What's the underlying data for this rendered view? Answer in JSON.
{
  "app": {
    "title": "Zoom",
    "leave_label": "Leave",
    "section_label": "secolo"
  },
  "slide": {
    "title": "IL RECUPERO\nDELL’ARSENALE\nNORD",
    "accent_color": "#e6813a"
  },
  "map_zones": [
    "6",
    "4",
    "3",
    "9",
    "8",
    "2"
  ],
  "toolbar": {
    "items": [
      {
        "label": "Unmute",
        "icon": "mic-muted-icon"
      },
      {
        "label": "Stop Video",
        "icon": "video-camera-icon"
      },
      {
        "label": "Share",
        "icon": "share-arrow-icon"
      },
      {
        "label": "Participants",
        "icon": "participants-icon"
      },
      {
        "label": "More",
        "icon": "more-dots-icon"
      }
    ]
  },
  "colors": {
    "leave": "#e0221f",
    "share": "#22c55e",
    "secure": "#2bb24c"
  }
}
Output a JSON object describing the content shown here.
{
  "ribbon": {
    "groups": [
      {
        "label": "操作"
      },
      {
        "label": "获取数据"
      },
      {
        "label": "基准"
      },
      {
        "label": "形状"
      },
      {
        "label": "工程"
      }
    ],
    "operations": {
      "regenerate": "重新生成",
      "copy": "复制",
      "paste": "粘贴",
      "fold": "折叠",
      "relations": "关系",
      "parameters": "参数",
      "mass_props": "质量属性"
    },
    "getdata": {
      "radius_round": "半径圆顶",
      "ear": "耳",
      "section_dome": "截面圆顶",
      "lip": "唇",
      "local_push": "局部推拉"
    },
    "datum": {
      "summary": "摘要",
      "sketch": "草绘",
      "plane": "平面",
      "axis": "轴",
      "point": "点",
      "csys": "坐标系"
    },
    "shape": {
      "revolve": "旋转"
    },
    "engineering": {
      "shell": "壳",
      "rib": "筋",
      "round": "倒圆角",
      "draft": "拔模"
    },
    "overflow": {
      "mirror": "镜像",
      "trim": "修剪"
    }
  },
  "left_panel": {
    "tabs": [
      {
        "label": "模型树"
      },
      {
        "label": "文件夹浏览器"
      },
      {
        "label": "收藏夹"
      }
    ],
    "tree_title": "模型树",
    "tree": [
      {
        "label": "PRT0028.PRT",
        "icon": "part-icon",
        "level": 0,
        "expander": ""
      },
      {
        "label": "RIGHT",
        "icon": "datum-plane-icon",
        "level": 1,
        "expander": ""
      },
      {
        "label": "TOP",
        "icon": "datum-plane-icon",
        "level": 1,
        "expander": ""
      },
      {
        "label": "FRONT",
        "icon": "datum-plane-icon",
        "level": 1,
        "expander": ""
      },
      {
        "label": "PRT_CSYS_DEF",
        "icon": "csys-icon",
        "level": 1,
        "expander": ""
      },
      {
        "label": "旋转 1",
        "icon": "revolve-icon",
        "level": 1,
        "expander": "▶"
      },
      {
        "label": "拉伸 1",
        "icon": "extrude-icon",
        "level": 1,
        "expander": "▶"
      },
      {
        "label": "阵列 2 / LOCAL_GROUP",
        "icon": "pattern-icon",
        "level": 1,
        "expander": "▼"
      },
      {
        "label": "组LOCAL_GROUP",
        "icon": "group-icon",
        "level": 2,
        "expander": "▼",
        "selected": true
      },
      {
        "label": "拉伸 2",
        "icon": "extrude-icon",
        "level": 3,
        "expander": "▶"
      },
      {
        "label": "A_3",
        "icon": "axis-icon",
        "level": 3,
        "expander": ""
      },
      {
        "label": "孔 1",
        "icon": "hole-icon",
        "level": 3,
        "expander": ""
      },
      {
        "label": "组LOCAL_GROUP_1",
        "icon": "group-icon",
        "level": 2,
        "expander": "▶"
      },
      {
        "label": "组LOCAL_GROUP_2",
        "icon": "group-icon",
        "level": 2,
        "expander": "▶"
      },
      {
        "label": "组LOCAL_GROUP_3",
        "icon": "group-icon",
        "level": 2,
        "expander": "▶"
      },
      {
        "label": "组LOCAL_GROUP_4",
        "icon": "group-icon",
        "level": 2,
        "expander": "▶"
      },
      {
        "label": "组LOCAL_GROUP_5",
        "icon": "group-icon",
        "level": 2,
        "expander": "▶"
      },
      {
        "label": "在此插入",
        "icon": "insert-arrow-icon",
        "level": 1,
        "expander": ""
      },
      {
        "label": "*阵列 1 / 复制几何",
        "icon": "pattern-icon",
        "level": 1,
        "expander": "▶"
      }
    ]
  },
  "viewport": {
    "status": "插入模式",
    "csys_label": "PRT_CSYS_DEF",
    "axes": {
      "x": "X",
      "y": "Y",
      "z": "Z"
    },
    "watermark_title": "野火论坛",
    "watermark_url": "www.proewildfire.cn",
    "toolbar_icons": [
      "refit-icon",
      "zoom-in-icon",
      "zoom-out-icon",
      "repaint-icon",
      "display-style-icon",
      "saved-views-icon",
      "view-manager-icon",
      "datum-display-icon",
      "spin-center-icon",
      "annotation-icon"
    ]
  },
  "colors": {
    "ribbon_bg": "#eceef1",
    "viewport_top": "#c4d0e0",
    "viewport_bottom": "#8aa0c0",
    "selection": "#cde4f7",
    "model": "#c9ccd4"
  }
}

++++

▶ Task objective:
Find every line of the data that holds the string "arrow", then say how many there are and nothing else.

▶ Result for this task:
2